■ **WHAT TO PRODUCE**:
Reproduce the records verbatim, beginning at their first line and continuing through the line that contains "- staticText: Suggested".

***

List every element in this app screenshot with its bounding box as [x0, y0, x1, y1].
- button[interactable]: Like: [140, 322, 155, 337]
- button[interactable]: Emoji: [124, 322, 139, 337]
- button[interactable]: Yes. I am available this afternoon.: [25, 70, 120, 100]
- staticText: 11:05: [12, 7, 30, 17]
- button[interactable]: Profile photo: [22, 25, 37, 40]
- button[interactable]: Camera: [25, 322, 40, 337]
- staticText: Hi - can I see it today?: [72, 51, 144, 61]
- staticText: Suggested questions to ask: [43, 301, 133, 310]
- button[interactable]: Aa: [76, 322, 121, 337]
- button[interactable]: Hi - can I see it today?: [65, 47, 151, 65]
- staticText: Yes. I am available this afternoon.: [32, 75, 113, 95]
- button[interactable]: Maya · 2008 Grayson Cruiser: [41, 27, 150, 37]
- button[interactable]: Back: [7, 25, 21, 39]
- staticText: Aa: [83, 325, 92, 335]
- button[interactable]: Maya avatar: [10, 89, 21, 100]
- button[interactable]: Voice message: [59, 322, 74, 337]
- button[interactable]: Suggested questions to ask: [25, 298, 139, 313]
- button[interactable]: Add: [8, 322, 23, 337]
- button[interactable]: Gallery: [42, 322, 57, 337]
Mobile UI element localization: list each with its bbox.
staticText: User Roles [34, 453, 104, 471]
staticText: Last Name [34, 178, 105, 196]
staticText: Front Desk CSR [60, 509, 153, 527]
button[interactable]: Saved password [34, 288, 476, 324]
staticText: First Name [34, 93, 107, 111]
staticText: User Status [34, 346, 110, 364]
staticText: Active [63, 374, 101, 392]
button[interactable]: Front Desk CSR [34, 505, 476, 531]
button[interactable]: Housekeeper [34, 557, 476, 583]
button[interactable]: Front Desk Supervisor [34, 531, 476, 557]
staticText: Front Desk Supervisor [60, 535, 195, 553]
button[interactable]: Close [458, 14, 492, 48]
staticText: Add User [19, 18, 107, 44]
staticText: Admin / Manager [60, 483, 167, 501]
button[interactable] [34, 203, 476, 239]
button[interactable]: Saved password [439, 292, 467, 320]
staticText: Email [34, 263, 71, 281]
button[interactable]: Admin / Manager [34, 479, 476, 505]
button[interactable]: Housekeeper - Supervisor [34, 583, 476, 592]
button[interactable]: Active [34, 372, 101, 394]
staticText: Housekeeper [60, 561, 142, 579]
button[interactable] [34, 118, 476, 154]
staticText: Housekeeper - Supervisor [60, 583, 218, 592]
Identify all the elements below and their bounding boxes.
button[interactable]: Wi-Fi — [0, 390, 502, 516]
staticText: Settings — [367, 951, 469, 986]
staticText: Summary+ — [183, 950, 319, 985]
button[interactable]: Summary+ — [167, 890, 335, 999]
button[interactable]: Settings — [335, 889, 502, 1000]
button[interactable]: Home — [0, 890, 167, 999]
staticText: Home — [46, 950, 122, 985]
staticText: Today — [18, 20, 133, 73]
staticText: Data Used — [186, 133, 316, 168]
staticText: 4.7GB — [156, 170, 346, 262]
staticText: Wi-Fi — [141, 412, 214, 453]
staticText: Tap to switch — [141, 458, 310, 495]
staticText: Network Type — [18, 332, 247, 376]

***

■ **RESULT**:
List every element in this app screenshot with its bounding box as [x0, y0, x1, y1].
- button[interactable]: Like: [140, 322, 155, 337]
- button[interactable]: Emoji: [124, 322, 139, 337]
- button[interactable]: Yes. I am available this afternoon.: [25, 70, 120, 100]
- staticText: 11:05: [12, 7, 30, 17]
- button[interactable]: Profile photo: [22, 25, 37, 40]
- button[interactable]: Camera: [25, 322, 40, 337]
- staticText: Hi - can I see it today?: [72, 51, 144, 61]
- staticText: Suggested questions to ask: [43, 301, 133, 310]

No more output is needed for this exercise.